**Problem to work on:**
Repeat each entry word for word. Leave any images out of the copy.

[Data items]
....

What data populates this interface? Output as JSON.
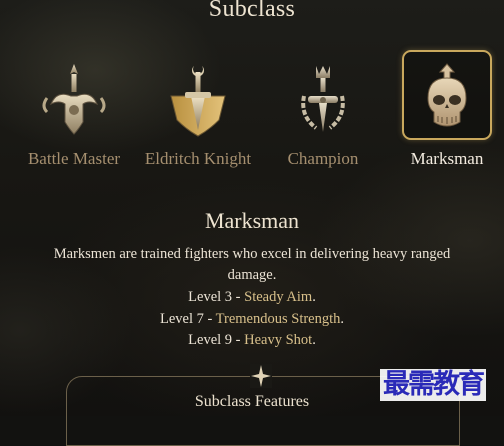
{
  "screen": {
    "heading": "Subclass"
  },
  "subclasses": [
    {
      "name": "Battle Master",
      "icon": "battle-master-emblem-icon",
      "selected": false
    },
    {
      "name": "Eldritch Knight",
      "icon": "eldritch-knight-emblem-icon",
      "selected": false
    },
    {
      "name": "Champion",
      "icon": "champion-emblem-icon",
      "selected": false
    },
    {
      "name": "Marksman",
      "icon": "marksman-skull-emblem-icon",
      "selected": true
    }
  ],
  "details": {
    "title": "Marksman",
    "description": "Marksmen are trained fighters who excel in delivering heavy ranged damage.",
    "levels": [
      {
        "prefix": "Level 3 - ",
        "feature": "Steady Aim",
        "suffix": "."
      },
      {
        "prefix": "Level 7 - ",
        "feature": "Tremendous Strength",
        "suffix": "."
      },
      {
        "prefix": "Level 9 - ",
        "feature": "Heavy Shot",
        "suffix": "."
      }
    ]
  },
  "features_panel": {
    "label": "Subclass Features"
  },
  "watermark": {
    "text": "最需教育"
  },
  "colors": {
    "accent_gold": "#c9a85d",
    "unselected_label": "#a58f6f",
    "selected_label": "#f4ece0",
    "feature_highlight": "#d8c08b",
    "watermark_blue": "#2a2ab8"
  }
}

....

**Solution to the exercise:**
What data populates this interface? Output as JSON.
{
  "screen": {
    "heading": "Subclass"
  },
  "subclasses": [
    {
      "name": "Battle Master",
      "icon": "battle-master-emblem-icon",
      "selected": false
    },
    {
      "name": "Eldritch Knight",
      "icon": "eldritch-knight-emblem-icon",
      "selected": false
    },
    {
      "name": "Champion",
      "icon": "champion-emblem-icon",
      "selected": false
    },
    {
      "name": "Marksman",
      "icon": "marksman-skull-emblem-icon",
      "selected": true
    }
  ],
  "details": {
    "title": "Marksman",
    "description": "Marksmen are trained fighters who excel in delivering heavy ranged damage.",
    "levels": [
      {
        "prefix": "Level 3 - ",
        "feature": "Steady Aim",
        "suffix": "."
      },
      {
        "prefix": "Level 7 - ",
        "feature": "Tremendous Strength",
        "suffix": "."
      },
      {
        "prefix": "Level 9 - ",
        "feature": "Heavy Shot",
        "suffix": "."
      }
    ]
  },
  "features_panel": {
    "label": "Subclass Features"
  },
  "watermark": {
    "text": "最需教育"
  },
  "colors": {
    "accent_gold": "#c9a85d",
    "unselected_label": "#a58f6f",
    "selected_label": "#f4ece0",
    "feature_highlight": "#d8c08b",
    "watermark_blue": "#2a2ab8"
  }
}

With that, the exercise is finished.